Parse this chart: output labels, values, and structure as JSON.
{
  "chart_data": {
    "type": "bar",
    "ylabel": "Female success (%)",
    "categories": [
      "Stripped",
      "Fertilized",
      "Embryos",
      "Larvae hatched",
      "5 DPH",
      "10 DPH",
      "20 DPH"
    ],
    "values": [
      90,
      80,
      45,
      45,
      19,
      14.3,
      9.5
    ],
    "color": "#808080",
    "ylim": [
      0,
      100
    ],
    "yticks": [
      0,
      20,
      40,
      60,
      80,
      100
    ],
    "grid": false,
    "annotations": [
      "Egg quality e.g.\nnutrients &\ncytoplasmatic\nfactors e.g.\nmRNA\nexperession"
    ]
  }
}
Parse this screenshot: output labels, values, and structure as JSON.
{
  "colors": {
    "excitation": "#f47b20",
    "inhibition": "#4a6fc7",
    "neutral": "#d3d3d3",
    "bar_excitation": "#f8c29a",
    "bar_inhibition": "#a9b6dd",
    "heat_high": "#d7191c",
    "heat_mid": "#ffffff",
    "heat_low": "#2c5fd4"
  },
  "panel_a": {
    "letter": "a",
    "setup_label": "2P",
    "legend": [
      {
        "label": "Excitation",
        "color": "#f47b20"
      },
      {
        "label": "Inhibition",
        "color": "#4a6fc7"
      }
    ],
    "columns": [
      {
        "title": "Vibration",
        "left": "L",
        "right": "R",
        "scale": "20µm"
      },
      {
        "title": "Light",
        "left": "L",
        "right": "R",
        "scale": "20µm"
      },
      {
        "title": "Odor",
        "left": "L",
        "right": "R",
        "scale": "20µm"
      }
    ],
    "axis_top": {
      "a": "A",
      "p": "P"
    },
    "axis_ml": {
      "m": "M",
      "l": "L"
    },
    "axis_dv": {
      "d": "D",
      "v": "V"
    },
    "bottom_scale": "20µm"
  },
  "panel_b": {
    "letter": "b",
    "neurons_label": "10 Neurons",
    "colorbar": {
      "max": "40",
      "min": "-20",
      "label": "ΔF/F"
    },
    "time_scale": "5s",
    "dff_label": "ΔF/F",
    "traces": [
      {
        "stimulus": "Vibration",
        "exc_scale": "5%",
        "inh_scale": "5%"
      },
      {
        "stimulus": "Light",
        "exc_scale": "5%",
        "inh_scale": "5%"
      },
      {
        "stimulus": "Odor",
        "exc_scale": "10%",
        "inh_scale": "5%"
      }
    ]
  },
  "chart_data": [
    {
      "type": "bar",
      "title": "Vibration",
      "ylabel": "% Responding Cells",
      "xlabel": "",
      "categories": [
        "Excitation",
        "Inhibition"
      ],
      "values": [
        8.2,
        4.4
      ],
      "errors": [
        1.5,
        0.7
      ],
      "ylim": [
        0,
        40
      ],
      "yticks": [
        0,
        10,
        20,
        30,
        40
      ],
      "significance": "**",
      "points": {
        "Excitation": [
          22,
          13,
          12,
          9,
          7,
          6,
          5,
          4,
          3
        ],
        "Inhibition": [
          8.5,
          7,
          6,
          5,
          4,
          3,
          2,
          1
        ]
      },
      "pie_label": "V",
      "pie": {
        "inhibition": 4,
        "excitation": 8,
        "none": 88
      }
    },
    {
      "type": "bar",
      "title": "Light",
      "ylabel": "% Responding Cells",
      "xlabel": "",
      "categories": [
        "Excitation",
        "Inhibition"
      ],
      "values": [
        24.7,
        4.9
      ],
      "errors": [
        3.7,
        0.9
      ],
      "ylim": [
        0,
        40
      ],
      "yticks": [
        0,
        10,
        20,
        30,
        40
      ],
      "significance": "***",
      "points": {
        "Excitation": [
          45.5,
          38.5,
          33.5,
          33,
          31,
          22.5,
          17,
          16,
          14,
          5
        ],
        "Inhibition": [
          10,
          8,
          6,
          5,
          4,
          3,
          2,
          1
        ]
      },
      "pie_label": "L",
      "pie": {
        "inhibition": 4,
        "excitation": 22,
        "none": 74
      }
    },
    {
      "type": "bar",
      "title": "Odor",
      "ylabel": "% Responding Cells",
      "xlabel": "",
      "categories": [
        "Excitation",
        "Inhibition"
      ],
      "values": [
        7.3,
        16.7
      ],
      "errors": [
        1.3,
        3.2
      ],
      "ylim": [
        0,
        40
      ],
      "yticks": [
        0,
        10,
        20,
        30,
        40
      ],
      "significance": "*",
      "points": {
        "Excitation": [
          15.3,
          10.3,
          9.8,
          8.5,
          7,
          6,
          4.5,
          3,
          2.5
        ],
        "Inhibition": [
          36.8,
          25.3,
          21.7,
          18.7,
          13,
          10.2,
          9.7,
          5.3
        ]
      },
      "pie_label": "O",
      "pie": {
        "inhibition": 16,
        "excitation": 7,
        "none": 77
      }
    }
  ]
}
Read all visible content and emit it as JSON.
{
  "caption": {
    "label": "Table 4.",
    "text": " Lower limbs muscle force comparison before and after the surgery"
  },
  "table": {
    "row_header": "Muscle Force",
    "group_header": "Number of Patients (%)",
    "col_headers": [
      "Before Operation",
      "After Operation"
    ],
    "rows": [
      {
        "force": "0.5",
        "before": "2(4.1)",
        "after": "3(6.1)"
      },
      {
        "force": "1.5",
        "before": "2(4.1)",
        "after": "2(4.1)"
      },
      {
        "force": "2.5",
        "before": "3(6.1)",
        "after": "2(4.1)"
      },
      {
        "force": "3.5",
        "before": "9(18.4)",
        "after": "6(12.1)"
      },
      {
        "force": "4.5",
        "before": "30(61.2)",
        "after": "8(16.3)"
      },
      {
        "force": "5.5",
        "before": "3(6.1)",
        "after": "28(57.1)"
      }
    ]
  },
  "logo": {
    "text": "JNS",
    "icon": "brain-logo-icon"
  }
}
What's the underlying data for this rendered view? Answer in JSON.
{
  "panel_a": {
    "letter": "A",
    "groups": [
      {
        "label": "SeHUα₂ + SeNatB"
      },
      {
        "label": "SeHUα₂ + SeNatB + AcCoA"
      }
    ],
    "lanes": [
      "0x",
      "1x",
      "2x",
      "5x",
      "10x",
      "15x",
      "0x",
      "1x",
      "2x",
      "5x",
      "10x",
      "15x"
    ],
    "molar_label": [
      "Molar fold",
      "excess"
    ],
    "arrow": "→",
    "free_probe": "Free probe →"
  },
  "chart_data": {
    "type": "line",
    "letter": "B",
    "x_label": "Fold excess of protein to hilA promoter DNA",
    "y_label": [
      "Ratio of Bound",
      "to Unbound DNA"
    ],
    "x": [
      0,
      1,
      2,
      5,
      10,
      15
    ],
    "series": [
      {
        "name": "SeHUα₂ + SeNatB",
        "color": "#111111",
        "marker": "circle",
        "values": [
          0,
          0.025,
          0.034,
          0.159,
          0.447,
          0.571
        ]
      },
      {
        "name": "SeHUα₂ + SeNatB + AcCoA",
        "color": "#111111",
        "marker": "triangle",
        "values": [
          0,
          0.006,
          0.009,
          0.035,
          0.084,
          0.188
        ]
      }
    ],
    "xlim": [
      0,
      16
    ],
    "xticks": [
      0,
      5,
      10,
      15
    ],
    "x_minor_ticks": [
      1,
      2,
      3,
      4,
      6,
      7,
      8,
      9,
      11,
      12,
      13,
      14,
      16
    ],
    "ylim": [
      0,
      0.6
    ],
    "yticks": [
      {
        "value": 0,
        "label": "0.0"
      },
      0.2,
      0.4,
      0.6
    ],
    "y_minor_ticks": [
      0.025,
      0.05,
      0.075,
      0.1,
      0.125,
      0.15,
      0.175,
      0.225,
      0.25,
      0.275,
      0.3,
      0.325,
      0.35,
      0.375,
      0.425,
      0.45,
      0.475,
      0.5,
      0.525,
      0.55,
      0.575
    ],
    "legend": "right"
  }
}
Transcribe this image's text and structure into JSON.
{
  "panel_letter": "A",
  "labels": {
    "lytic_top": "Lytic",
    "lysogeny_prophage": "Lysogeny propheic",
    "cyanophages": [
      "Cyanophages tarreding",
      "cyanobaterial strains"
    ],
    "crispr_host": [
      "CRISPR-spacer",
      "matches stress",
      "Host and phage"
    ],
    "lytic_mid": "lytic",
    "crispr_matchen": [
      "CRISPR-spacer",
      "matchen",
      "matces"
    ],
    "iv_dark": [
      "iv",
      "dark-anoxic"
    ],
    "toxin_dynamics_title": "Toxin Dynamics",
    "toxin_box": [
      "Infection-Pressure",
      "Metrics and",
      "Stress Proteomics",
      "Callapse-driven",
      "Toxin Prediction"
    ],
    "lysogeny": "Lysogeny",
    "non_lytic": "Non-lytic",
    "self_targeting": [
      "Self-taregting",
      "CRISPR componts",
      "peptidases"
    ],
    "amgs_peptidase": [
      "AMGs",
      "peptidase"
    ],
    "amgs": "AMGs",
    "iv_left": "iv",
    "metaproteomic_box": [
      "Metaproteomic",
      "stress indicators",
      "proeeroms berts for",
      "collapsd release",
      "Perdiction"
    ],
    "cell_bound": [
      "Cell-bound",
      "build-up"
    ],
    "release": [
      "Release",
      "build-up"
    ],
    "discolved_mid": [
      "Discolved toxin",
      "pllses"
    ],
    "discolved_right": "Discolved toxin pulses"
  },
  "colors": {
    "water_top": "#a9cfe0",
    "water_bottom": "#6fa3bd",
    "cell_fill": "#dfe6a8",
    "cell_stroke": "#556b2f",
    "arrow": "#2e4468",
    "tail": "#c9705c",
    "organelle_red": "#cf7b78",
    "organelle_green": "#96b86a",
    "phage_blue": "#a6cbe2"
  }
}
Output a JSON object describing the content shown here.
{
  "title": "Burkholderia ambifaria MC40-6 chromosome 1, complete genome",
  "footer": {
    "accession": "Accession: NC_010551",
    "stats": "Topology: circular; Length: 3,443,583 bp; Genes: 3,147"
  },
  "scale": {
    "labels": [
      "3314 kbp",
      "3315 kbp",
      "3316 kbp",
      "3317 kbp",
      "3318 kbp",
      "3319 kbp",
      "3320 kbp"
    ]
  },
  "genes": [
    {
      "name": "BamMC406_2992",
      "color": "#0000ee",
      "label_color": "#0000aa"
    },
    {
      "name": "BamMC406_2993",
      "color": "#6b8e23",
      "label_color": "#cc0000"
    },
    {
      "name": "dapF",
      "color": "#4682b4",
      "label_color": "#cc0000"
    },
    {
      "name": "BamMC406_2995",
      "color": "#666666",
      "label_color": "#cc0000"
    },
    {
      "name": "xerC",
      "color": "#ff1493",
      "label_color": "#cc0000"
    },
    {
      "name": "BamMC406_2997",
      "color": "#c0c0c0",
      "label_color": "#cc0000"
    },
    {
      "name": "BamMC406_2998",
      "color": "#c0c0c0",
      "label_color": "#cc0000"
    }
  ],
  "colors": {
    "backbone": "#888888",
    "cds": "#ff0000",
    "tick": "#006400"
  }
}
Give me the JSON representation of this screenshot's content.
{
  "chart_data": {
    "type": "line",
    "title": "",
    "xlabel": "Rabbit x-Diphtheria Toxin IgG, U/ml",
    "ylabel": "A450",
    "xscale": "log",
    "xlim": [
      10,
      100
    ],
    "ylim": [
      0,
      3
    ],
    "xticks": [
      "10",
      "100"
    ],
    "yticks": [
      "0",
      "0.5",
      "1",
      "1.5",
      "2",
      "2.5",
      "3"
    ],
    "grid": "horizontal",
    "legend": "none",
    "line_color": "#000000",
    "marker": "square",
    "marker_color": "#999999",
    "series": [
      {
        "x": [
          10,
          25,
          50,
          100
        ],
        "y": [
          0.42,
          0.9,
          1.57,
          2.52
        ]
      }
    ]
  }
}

—————

Repeat the data above starting at the line with "Give me the" and ending at its last line, exactly, with no other lines.

**Exercise output**.
Give me the JSON representation of this screenshot's content.
{
  "chart_data": {
    "type": "line",
    "title": "",
    "xlabel": "Rabbit x-Diphtheria Toxin IgG, U/ml",
    "ylabel": "A450",
    "xscale": "log",
    "xlim": [
      10,
      100
    ],
    "ylim": [
      0,
      3
    ],
    "xticks": [
      "10",
      "100"
    ],
    "yticks": [
      "0",
      "0.5",
      "1",
      "1.5",
      "2",
      "2.5",
      "3"
    ],
    "grid": "horizontal",
    "legend": "none",
    "line_color": "#000000",
    "marker": "square",
    "marker_color": "#999999",
    "series": [
      {
        "x": [
          10,
          25,
          50,
          100
        ],
        "y": [
          0.42,
          0.9,
          1.57,
          2.52
        ]
      }
    ]
  }
}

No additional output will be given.